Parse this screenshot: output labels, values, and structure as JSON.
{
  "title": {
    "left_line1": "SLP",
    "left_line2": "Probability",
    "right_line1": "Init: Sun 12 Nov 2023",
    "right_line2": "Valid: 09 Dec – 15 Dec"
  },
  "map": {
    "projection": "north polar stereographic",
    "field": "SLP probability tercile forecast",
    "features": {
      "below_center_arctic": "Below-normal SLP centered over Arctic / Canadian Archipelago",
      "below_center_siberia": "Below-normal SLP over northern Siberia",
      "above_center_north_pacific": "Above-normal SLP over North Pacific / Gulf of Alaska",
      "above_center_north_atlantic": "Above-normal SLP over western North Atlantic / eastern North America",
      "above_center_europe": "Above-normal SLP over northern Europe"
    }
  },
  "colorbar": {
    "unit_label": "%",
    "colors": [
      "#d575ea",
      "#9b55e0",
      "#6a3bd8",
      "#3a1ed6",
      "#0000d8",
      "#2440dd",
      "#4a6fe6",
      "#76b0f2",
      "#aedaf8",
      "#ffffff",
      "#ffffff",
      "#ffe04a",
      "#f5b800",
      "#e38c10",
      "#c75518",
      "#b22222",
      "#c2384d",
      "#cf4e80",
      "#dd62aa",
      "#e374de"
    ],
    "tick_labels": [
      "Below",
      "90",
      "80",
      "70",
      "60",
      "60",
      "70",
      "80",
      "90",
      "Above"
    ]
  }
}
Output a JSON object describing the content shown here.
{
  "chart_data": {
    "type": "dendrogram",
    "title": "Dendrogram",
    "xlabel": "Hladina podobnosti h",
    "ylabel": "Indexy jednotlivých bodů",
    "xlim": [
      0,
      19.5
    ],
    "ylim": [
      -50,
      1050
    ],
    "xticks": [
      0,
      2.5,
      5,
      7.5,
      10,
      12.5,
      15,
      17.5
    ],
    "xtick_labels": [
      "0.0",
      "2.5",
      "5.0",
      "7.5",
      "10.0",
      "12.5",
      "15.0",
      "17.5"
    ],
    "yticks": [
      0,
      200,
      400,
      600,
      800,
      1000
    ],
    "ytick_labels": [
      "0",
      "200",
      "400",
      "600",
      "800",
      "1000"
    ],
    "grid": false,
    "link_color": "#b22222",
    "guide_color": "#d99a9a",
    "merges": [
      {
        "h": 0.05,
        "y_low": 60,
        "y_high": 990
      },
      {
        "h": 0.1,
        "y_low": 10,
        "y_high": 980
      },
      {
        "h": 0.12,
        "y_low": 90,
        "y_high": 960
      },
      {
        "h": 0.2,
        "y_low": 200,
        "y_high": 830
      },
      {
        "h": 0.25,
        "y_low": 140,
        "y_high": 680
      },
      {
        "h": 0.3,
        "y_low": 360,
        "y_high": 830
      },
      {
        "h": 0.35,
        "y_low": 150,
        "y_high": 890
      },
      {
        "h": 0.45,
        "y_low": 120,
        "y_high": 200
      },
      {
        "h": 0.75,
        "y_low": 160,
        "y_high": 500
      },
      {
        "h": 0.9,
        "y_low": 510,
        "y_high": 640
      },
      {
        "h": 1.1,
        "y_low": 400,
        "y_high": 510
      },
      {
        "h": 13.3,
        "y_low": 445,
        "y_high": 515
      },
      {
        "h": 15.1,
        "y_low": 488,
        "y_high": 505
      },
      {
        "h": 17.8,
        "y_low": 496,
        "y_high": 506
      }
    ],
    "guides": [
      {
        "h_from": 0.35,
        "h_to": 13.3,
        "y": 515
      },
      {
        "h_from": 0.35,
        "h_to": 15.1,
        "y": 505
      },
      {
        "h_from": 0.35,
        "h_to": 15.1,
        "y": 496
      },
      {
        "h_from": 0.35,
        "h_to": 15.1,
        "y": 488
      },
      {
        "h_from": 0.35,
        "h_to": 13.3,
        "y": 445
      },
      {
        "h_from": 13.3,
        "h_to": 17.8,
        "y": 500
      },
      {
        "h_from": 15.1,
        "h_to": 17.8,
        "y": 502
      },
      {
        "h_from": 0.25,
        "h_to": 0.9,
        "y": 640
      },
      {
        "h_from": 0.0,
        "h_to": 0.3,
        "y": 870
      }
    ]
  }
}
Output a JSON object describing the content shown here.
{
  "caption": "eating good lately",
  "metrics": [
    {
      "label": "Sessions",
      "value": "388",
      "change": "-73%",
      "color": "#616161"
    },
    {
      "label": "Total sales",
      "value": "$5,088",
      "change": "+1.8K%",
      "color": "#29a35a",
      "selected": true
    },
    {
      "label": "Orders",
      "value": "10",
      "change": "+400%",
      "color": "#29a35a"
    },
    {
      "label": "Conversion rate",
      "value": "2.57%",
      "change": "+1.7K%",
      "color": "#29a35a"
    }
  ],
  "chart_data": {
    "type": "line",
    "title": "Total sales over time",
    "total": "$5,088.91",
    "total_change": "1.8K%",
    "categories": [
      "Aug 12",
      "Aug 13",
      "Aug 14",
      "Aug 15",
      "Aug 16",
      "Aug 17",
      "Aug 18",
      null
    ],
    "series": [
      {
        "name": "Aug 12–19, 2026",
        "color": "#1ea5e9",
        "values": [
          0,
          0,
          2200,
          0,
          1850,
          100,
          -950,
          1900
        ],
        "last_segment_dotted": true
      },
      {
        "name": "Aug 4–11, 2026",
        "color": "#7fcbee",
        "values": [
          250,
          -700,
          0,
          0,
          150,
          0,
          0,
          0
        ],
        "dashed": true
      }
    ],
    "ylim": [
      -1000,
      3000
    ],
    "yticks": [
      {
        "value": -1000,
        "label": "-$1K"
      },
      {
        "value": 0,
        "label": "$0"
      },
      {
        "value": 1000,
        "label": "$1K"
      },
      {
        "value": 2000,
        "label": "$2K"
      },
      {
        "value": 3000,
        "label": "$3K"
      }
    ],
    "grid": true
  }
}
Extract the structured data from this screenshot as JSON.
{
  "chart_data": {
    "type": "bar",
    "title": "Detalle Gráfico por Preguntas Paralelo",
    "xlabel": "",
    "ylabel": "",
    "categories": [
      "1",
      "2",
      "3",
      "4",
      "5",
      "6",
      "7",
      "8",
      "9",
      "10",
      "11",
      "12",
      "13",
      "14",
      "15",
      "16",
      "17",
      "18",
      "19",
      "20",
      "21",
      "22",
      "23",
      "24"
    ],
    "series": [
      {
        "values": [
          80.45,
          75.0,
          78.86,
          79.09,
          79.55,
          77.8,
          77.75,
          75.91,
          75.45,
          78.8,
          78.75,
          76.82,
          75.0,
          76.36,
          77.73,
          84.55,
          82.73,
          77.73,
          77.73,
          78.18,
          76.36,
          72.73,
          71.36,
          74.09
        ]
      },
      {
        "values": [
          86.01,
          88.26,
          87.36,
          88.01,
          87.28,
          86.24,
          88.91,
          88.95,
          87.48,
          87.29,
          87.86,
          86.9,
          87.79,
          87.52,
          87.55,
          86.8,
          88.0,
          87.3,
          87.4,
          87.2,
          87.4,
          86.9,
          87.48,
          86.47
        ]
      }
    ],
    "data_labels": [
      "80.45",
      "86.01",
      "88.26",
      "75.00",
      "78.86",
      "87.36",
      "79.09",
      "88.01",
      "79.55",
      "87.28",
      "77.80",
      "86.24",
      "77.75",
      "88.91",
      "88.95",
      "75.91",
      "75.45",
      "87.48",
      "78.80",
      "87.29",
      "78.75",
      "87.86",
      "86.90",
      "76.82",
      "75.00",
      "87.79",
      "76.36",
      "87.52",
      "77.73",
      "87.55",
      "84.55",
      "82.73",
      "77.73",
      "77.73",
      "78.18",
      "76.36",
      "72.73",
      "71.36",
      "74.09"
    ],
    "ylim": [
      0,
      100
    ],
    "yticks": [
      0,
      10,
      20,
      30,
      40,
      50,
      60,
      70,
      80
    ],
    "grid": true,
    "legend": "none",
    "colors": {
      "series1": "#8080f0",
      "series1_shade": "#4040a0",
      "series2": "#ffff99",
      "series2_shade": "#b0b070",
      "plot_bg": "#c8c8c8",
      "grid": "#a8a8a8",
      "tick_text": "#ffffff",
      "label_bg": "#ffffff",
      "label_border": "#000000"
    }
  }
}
━━━━━━━━━━━━━━━━
Of the lines above, how many include the word "northern"? Reply with the number only.

2